▸ **Aim of the exercise**: Return the count of lines that hold the string "title", with no other words.

━━━ Available records ━━━

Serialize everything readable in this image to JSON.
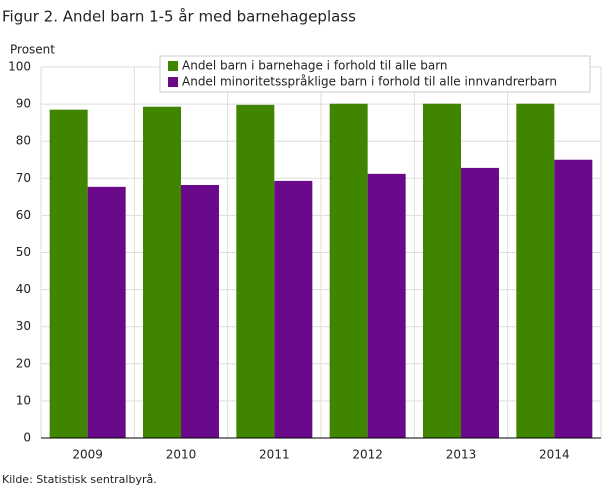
{
  "chart_data": {
    "type": "bar",
    "title": "Figur 2. Andel barn 1-5 år med barnehageplass",
    "y_label": "Prosent",
    "categories": [
      "2009",
      "2010",
      "2011",
      "2012",
      "2013",
      "2014"
    ],
    "series": [
      {
        "name": "Andel barn i barnehage i forhold til alle barn",
        "color": "#3f8500",
        "values": [
          88.5,
          89.3,
          89.8,
          90.1,
          90.1,
          90.1
        ]
      },
      {
        "name": "Andel minoritetsspråklige barn i forhold til alle innvandrerbarn",
        "color": "#6a0a8a",
        "values": [
          67.7,
          68.2,
          69.3,
          71.2,
          72.8,
          75.0
        ]
      }
    ],
    "ylim": [
      0,
      100
    ],
    "yticks": [
      0,
      10,
      20,
      30,
      40,
      50,
      60,
      70,
      80,
      90,
      100
    ],
    "grid": true,
    "source": "Kilde: Statistisk sentralbyrå."
  }
}
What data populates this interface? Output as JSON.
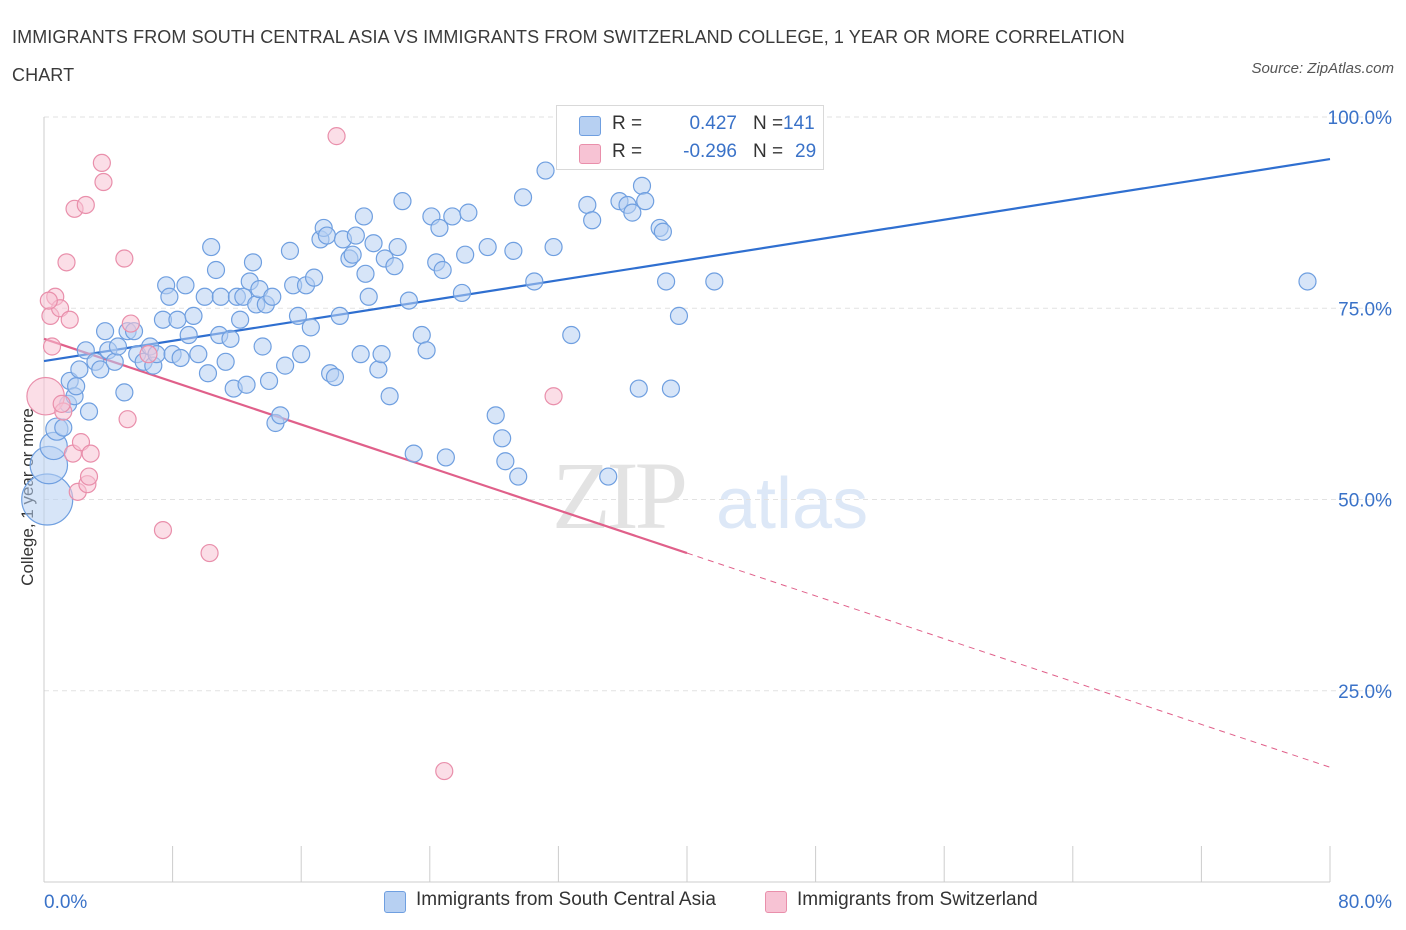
{
  "title": "IMMIGRANTS FROM SOUTH CENTRAL ASIA VS IMMIGRANTS FROM SWITZERLAND COLLEGE, 1 YEAR OR MORE CORRELATION CHART",
  "source": "Source: ZipAtlas.com",
  "watermark": {
    "zip": "ZIP",
    "atlas": "atlas"
  },
  "legend": {
    "series1": {
      "r_label": "R =",
      "r_value": "0.427",
      "n_label": "N =",
      "n_value": "141"
    },
    "series2": {
      "r_label": "R =",
      "r_value": "-0.296",
      "n_label": "N =",
      "n_value": "29"
    }
  },
  "colors": {
    "blue_fill": "#b7d0f2",
    "blue_stroke": "#6f9fe0",
    "blue_line": "#2f6fd0",
    "pink_fill": "#f7c3d4",
    "pink_stroke": "#e98fab",
    "pink_line": "#e0608a",
    "axis_text": "#3a72c8",
    "grid": "#dedede"
  },
  "chart_data": {
    "type": "scatter",
    "title": "IMMIGRANTS FROM SOUTH CENTRAL ASIA VS IMMIGRANTS FROM SWITZERLAND COLLEGE, 1 YEAR OR MORE CORRELATION CHART",
    "xlabel": "",
    "ylabel": "College, 1 year or more",
    "xlim": [
      0,
      80
    ],
    "ylim": [
      0,
      100
    ],
    "x_tick_labels": [
      "0.0%",
      "80.0%"
    ],
    "y_tick_labels": [
      "100.0%",
      "75.0%",
      "50.0%",
      "25.0%"
    ],
    "y_ticks": [
      100,
      75,
      50,
      25
    ],
    "grid": true,
    "legend_position": "top-center",
    "series": [
      {
        "name": "Immigrants from South Central Asia",
        "color": "#6f9fe0",
        "trend": {
          "x": [
            0,
            80
          ],
          "y": [
            68.1,
            94.5
          ]
        },
        "points": [
          [
            0.2,
            50,
            3
          ],
          [
            0.3,
            54.5,
            2.2
          ],
          [
            0.6,
            57,
            1.6
          ],
          [
            0.8,
            59.2,
            1.3
          ],
          [
            1.2,
            59.4,
            1
          ],
          [
            1.5,
            62.5,
            1
          ],
          [
            1.6,
            65.5,
            1
          ],
          [
            1.9,
            63.5,
            1
          ],
          [
            2,
            64.8,
            1
          ],
          [
            2.2,
            67,
            1
          ],
          [
            2.6,
            69.5,
            1
          ],
          [
            2.8,
            61.5,
            1
          ],
          [
            3.2,
            68,
            1
          ],
          [
            3.5,
            67,
            1
          ],
          [
            3.8,
            72,
            1
          ],
          [
            4,
            69.5,
            1
          ],
          [
            4.4,
            68,
            1
          ],
          [
            4.6,
            70,
            1
          ],
          [
            5,
            64,
            1
          ],
          [
            5.2,
            72,
            1
          ],
          [
            5.6,
            72,
            1
          ],
          [
            5.8,
            69,
            1
          ],
          [
            6.2,
            68,
            1
          ],
          [
            6.6,
            70,
            1
          ],
          [
            6.8,
            67.5,
            1
          ],
          [
            7,
            69,
            1
          ],
          [
            7.4,
            73.5,
            1
          ],
          [
            7.6,
            78,
            1
          ],
          [
            7.8,
            76.5,
            1
          ],
          [
            8,
            69,
            1
          ],
          [
            8.3,
            73.5,
            1
          ],
          [
            8.5,
            68.5,
            1
          ],
          [
            8.8,
            78,
            1
          ],
          [
            9,
            71.5,
            1
          ],
          [
            9.3,
            74,
            1
          ],
          [
            9.6,
            69,
            1
          ],
          [
            10,
            76.5,
            1
          ],
          [
            10.2,
            66.5,
            1
          ],
          [
            10.4,
            83,
            1
          ],
          [
            10.7,
            80,
            1
          ],
          [
            10.9,
            71.5,
            1
          ],
          [
            11,
            76.5,
            1
          ],
          [
            11.3,
            68,
            1
          ],
          [
            11.6,
            71,
            1
          ],
          [
            11.8,
            64.5,
            1
          ],
          [
            12,
            76.5,
            1
          ],
          [
            12.2,
            73.5,
            1
          ],
          [
            12.4,
            76.5,
            1
          ],
          [
            12.6,
            65,
            1
          ],
          [
            12.8,
            78.5,
            1
          ],
          [
            13,
            81,
            1
          ],
          [
            13.2,
            75.5,
            1
          ],
          [
            13.4,
            77.5,
            1
          ],
          [
            13.6,
            70,
            1
          ],
          [
            13.8,
            75.5,
            1
          ],
          [
            14,
            65.5,
            1
          ],
          [
            14.2,
            76.5,
            1
          ],
          [
            14.4,
            60,
            1
          ],
          [
            14.7,
            61,
            1
          ],
          [
            15,
            67.5,
            1
          ],
          [
            15.3,
            82.5,
            1
          ],
          [
            15.5,
            78,
            1
          ],
          [
            15.8,
            74,
            1
          ],
          [
            16,
            69,
            1
          ],
          [
            16.3,
            78,
            1
          ],
          [
            16.6,
            72.5,
            1
          ],
          [
            16.8,
            79,
            1
          ],
          [
            17.2,
            84,
            1
          ],
          [
            17.4,
            85.5,
            1
          ],
          [
            17.6,
            84.5,
            1
          ],
          [
            17.8,
            66.5,
            1
          ],
          [
            18.1,
            66,
            1
          ],
          [
            18.4,
            74,
            1
          ],
          [
            18.6,
            84,
            1
          ],
          [
            19,
            81.5,
            1
          ],
          [
            19.2,
            82,
            1
          ],
          [
            19.4,
            84.5,
            1
          ],
          [
            19.7,
            69,
            1
          ],
          [
            19.9,
            87,
            1
          ],
          [
            20,
            79.5,
            1
          ],
          [
            20.2,
            76.5,
            1
          ],
          [
            20.5,
            83.5,
            1
          ],
          [
            20.8,
            67,
            1
          ],
          [
            21,
            69,
            1
          ],
          [
            21.2,
            81.5,
            1
          ],
          [
            21.5,
            63.5,
            1
          ],
          [
            21.8,
            80.5,
            1
          ],
          [
            22,
            83,
            1
          ],
          [
            22.3,
            89,
            1
          ],
          [
            22.7,
            76,
            1
          ],
          [
            23,
            56,
            1
          ],
          [
            23.5,
            71.5,
            1
          ],
          [
            23.8,
            69.5,
            1
          ],
          [
            24.1,
            87,
            1
          ],
          [
            24.4,
            81,
            1
          ],
          [
            24.6,
            85.5,
            1
          ],
          [
            24.8,
            80,
            1
          ],
          [
            25,
            55.5,
            1
          ],
          [
            25.4,
            87,
            1
          ],
          [
            26,
            77,
            1
          ],
          [
            26.2,
            82,
            1
          ],
          [
            26.4,
            87.5,
            1
          ],
          [
            27.6,
            83,
            1
          ],
          [
            28.1,
            61,
            1
          ],
          [
            28.5,
            58,
            1
          ],
          [
            28.7,
            55,
            1
          ],
          [
            29.2,
            82.5,
            1
          ],
          [
            29.5,
            53,
            1
          ],
          [
            29.8,
            89.5,
            1
          ],
          [
            30.5,
            78.5,
            1
          ],
          [
            31.2,
            93,
            1
          ],
          [
            31.7,
            83,
            1
          ],
          [
            32.8,
            71.5,
            1
          ],
          [
            33.8,
            88.5,
            1
          ],
          [
            34.1,
            86.5,
            1
          ],
          [
            35.1,
            53,
            1
          ],
          [
            35.8,
            89,
            1
          ],
          [
            36.3,
            88.5,
            1
          ],
          [
            36.6,
            87.5,
            1
          ],
          [
            37,
            64.5,
            1
          ],
          [
            37.2,
            91,
            1
          ],
          [
            37.4,
            89,
            1
          ],
          [
            38.3,
            85.5,
            1
          ],
          [
            38.5,
            85,
            1
          ],
          [
            38.7,
            78.5,
            1
          ],
          [
            39,
            64.5,
            1
          ],
          [
            39.5,
            74,
            1
          ],
          [
            41.7,
            78.5,
            1
          ],
          [
            78.6,
            78.5,
            1
          ]
        ]
      },
      {
        "name": "Immigrants from Switzerland",
        "color": "#e98fab",
        "trend": {
          "x": [
            0,
            40
          ],
          "y": [
            71,
            43
          ],
          "dashed_extension": {
            "x": [
              40,
              80
            ],
            "y": [
              43,
              15
            ]
          }
        },
        "points": [
          [
            0.1,
            63.5,
            2.2
          ],
          [
            0.4,
            74,
            1
          ],
          [
            0.5,
            70,
            1
          ],
          [
            0.7,
            76.5,
            1
          ],
          [
            1,
            75,
            1
          ],
          [
            1.2,
            61.5,
            1
          ],
          [
            1.4,
            81,
            1
          ],
          [
            1.6,
            73.5,
            1
          ],
          [
            1.8,
            56,
            1
          ],
          [
            1.9,
            88,
            1
          ],
          [
            2.1,
            51,
            1
          ],
          [
            2.3,
            57.5,
            1
          ],
          [
            2.6,
            88.5,
            1
          ],
          [
            2.7,
            52,
            1
          ],
          [
            2.8,
            53,
            1
          ],
          [
            2.9,
            56,
            1
          ],
          [
            3.6,
            94,
            1
          ],
          [
            3.7,
            91.5,
            1
          ],
          [
            5,
            81.5,
            1
          ],
          [
            5.2,
            60.5,
            1
          ],
          [
            5.4,
            73,
            1
          ],
          [
            6.5,
            69,
            1
          ],
          [
            7.4,
            46,
            1
          ],
          [
            10.3,
            43,
            1
          ],
          [
            18.2,
            97.5,
            1
          ],
          [
            24.9,
            14.5,
            1
          ],
          [
            31.7,
            63.5,
            1
          ],
          [
            0.3,
            76,
            1
          ],
          [
            1.1,
            62.5,
            1
          ]
        ]
      }
    ]
  },
  "bottom_legend": {
    "item1": "Immigrants from South Central Asia",
    "item2": "Immigrants from Switzerland"
  }
}
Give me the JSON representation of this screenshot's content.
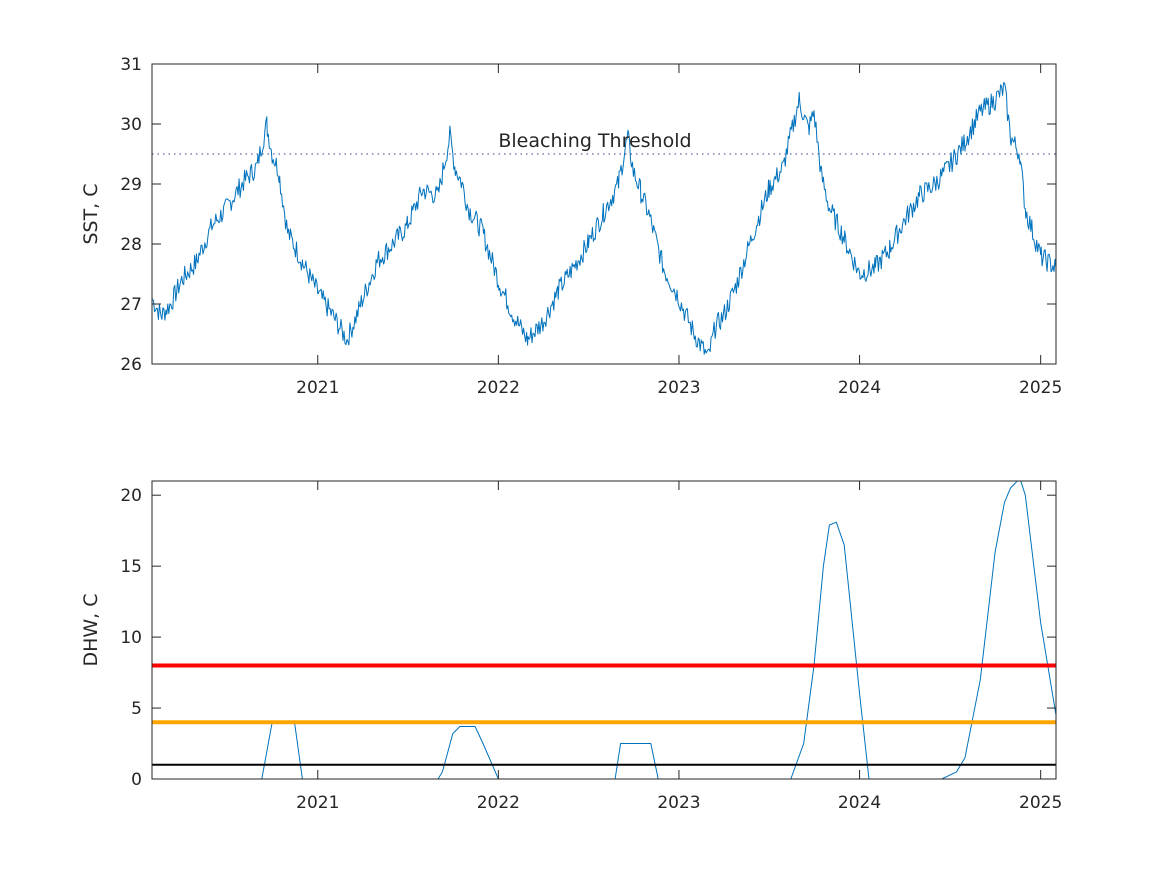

━━━

▸ **Solution to the exercise**: 3